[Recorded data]

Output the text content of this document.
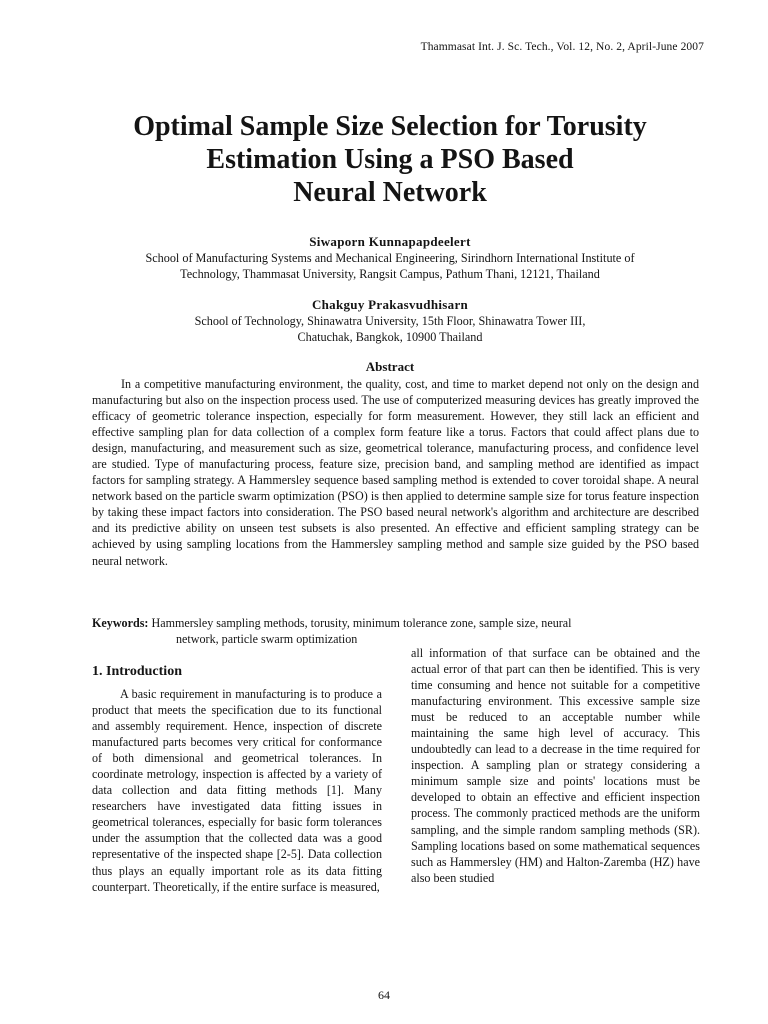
Thammasat Int. J. Sc. Tech., Vol. 12, No. 2, April-June 2007
Optimal Sample Size Selection for Torusity
Estimation Using a PSO Based
Neural Network
Siwaporn Kunnapapdeelert
School of Manufacturing Systems and Mechanical Engineering, Sirindhorn International Institute of
Technology, Thammasat University, Rangsit Campus, Pathum Thani, 12121, Thailand
Chakguy Prakasvudhisarn
School of Technology, Shinawatra University, 15th Floor, Shinawatra Tower III,
Chatuchak, Bangkok, 10900 Thailand
Abstract

In a competitive manufacturing environment, the quality, cost, and time to market depend not only on the design and manufacturing but also on the inspection process used. The use of computerized measuring devices has greatly improved the efficacy of geometric tolerance inspection, especially for form measurement. However, they still lack an efficient and effective sampling plan for data collection of a complex form feature like a torus. Factors that could affect plans due to design, manufacturing, and measurement such as size, geometrical tolerance, manufacturing process, and confidence level are studied. Type of manufacturing process, feature size, precision band, and sampling method are identified as impact factors for sampling strategy. A Hammersley sequence based sampling method is extended to cover toroidal shape. A neural network based on the particle swarm optimization (PSO) is then applied to determine sample size for torus feature inspection by taking these impact factors into consideration. The PSO based neural network's algorithm and architecture are described and its predictive ability on unseen test subsets is also presented. An effective and efficient sampling strategy can be achieved by using sampling locations from the Hammersley sampling method and sample size guided by the PSO based neural network.

Keywords: Hammersley sampling methods, torusity, minimum tolerance zone, sample size, neural
network, particle swarm optimization
1. Introduction

A basic requirement in manufacturing is to produce a product that meets the specification due to its functional and assembly requirement. Hence, inspection of discrete manufactured parts becomes very critical for conformance of both dimensional and geometrical tolerances. In coordinate metrology, inspection is affected by a variety of data collection and data fitting methods [1]. Many researchers have investigated data fitting issues in geometrical tolerances, especially for basic form tolerances under the assumption that the collected data was a good representative of the inspected shape [2-5]. Data collection thus plays an equally important role as its data fitting counterpart. Theoretically, if the entire surface is measured,

all information of that surface can be obtained and the actual error of that part can then be identified. This is very time consuming and hence not suitable for a competitive manufacturing environment. This excessive sample size must be reduced to an acceptable number while maintaining the same high level of accuracy. This undoubtedly can lead to a decrease in the time required for inspection. A sampling plan or strategy considering a minimum sample size and points' locations must be developed to obtain an effective and efficient inspection process. The commonly practiced methods are the uniform sampling, and the simple random sampling methods (SR). Sampling locations based on some mathematical sequences such as Hammersley (HM) and Halton-Zaremba (HZ) have also been studied

64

◆ What you should do ◆
Across the preceding material, how many lines contain the word "Thammasat"? State the number alone.

◆ Output for this task ◆
2